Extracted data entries
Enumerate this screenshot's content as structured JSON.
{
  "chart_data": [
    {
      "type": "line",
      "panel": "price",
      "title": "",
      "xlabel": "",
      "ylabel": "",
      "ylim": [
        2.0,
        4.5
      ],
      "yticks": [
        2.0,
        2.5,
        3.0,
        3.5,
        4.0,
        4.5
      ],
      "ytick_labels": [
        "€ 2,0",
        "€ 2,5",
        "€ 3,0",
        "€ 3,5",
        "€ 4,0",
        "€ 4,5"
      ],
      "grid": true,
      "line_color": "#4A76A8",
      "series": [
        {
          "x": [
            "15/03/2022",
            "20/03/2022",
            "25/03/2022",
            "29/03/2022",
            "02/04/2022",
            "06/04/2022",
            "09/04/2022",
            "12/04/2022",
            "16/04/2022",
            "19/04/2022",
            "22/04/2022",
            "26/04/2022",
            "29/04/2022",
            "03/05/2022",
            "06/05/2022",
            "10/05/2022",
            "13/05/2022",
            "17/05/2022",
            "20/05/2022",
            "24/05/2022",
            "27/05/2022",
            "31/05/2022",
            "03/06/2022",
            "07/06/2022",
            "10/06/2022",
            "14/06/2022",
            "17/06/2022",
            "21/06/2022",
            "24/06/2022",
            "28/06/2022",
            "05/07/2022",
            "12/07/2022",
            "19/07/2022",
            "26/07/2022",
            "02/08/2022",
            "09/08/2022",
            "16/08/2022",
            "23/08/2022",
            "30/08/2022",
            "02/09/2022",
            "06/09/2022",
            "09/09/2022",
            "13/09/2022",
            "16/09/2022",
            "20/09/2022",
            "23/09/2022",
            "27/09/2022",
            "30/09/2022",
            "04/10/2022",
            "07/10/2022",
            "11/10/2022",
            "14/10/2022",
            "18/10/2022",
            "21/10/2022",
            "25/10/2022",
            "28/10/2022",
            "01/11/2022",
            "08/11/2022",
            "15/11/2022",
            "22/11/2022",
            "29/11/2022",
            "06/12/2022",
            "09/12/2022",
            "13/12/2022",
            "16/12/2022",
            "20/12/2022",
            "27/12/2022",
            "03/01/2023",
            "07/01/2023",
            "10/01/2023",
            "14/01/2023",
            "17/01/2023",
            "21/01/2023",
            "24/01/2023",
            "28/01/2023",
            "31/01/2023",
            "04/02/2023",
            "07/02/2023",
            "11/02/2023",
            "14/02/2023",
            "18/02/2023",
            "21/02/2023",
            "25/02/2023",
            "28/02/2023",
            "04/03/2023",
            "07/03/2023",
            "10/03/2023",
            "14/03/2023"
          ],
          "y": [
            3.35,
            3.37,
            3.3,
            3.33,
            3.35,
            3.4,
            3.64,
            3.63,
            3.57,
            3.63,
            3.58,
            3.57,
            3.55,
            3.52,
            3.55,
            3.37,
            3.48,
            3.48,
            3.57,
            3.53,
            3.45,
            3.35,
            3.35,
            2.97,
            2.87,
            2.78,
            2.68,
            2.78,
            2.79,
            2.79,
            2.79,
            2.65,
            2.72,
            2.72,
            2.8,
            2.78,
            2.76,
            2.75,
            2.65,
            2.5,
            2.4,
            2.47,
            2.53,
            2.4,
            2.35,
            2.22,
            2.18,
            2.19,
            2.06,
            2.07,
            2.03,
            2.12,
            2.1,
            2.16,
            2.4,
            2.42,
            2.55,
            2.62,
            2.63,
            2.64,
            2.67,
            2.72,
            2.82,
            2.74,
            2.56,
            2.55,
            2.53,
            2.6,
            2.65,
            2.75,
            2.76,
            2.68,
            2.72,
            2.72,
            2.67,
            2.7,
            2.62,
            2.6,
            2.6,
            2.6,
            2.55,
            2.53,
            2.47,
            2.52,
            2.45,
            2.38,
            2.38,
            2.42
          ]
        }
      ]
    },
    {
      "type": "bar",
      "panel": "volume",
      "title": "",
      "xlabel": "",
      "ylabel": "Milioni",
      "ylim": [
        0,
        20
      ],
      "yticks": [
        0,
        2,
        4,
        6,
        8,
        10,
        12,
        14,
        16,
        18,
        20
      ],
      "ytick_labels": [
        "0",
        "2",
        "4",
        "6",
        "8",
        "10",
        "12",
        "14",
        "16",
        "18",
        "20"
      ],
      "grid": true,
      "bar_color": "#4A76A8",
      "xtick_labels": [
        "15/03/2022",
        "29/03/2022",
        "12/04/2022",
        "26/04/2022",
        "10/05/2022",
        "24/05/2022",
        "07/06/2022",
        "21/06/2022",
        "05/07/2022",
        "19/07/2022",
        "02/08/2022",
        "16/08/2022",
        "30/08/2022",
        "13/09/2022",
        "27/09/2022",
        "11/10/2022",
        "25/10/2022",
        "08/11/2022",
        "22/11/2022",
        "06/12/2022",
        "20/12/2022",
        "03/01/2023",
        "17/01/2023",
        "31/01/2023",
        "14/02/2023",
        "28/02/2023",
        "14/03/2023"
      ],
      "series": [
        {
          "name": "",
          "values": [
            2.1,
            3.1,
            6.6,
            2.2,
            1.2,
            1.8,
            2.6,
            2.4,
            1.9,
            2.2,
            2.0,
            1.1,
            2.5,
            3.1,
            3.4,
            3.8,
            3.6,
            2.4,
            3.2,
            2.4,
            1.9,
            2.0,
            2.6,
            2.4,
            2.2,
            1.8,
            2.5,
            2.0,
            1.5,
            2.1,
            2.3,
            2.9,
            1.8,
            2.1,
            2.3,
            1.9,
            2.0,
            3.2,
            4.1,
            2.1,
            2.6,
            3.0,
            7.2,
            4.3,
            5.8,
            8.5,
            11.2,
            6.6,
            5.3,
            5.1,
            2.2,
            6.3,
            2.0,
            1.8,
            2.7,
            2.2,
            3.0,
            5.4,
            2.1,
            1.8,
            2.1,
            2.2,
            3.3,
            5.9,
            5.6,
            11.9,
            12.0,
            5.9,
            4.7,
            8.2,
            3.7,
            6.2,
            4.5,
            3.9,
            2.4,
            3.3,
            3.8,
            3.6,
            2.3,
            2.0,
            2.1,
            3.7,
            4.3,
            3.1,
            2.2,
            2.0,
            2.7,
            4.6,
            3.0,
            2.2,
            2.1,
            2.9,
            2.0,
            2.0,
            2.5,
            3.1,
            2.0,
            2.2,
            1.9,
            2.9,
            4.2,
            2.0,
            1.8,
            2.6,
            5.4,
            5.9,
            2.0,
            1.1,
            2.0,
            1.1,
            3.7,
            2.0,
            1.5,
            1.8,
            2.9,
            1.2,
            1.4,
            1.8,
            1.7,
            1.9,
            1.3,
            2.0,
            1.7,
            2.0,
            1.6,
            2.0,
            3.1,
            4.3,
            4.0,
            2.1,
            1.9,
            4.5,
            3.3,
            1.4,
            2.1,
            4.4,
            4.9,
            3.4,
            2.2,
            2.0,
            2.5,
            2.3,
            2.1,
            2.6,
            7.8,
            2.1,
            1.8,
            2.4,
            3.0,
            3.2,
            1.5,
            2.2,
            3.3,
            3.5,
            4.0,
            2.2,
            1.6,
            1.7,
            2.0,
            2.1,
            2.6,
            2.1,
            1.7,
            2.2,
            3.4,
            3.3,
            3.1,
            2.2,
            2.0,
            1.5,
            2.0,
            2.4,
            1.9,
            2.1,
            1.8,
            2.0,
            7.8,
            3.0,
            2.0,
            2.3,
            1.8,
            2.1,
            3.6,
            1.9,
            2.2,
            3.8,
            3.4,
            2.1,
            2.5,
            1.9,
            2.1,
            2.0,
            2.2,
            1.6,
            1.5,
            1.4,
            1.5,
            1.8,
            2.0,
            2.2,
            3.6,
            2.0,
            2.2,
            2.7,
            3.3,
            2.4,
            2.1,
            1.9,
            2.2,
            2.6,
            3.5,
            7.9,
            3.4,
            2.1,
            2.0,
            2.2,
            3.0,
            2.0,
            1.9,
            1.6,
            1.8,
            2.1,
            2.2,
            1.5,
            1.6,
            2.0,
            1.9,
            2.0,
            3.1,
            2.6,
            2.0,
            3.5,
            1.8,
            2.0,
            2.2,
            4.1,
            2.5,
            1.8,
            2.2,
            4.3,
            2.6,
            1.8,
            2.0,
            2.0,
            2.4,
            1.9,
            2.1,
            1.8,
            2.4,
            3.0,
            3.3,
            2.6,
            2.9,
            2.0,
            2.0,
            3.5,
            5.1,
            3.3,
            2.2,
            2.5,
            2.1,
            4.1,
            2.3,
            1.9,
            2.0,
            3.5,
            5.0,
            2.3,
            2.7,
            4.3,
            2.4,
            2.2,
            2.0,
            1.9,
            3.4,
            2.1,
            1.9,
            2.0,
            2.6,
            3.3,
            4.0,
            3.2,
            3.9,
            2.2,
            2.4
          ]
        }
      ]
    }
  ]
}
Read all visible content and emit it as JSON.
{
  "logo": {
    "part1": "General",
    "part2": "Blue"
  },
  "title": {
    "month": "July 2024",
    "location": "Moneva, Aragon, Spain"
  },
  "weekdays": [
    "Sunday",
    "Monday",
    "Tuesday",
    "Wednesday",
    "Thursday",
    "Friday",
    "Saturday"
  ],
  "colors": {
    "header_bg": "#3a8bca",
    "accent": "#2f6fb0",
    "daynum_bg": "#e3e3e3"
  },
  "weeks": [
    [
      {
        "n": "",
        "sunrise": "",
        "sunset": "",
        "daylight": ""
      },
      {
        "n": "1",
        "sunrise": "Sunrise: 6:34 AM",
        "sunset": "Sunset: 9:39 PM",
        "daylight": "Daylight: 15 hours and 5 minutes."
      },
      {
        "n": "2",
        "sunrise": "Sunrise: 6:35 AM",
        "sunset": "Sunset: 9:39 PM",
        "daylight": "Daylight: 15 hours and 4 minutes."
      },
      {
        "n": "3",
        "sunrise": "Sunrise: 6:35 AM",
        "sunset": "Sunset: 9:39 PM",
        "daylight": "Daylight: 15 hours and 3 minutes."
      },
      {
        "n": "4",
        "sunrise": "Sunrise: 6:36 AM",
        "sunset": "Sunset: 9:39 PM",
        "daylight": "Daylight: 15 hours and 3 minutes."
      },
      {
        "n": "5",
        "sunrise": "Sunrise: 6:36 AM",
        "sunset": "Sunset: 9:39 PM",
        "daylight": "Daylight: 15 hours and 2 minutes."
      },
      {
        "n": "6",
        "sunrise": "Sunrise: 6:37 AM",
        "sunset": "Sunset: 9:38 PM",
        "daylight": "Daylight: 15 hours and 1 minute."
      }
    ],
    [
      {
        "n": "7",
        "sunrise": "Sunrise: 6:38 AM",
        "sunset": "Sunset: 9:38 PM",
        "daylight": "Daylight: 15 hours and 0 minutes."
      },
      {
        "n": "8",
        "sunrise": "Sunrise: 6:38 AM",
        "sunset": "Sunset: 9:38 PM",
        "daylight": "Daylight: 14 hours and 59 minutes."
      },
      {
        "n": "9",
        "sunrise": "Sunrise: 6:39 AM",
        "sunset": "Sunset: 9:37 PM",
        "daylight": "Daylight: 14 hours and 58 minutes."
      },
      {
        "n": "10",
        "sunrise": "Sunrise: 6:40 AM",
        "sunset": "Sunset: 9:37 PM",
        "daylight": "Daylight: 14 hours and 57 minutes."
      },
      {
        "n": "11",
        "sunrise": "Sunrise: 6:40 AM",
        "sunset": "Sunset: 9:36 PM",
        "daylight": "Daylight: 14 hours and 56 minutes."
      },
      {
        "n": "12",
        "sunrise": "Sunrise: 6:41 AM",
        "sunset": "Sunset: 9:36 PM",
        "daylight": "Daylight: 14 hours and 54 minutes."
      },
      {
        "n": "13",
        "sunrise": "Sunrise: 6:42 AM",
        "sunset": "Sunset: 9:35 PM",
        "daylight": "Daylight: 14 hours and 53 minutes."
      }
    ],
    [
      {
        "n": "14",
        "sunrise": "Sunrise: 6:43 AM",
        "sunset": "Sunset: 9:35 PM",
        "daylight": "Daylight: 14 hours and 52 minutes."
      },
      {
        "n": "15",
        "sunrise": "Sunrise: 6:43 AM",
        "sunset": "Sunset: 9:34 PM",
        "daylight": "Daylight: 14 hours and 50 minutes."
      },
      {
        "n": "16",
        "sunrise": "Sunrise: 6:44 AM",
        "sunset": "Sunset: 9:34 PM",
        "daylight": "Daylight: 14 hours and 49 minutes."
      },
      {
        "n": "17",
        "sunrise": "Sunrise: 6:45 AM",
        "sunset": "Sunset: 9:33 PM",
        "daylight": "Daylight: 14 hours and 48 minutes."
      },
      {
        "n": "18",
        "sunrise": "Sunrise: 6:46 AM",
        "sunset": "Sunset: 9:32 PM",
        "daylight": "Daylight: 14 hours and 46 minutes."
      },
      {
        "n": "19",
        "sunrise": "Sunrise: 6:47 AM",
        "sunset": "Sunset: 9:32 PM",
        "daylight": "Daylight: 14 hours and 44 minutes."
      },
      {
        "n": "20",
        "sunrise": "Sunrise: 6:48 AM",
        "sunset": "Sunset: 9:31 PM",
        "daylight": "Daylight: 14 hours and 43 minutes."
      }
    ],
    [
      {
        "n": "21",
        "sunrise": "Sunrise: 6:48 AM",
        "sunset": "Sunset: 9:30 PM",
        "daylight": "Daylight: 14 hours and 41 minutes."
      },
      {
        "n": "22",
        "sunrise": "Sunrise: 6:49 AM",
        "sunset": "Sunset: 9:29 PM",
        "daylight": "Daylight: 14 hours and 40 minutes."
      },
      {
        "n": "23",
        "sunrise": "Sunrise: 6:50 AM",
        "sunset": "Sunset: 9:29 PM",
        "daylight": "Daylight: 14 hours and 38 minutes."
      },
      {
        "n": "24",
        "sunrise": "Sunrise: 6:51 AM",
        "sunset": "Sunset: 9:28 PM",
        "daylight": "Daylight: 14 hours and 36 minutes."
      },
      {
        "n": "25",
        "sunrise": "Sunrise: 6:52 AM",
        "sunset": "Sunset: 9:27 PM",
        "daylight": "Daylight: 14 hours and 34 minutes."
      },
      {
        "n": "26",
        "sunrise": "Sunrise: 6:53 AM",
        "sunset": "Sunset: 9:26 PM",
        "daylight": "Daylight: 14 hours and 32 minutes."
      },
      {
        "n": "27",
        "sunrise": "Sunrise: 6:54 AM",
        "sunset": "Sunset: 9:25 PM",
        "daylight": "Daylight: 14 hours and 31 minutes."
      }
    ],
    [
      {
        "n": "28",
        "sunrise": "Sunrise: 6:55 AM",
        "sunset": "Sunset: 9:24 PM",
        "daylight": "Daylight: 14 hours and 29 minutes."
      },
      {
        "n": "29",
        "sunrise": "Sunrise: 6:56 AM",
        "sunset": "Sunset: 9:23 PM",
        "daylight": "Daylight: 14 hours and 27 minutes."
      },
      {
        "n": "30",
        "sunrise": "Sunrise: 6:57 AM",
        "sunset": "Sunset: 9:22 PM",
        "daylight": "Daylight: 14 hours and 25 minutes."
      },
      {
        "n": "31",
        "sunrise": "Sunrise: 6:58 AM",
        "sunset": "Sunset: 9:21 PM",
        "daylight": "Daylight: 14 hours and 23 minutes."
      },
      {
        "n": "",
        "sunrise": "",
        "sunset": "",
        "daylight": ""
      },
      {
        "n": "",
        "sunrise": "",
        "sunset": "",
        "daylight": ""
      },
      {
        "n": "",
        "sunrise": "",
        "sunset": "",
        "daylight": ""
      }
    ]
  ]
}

» **WHAT TO WORK ON**
Choose all lines containing the string "JSON" and copy them out.

» **RESULT OF THE TASK**
Enumerate this screenshot's content as structured JSON.
Read all visible content and emit it as JSON.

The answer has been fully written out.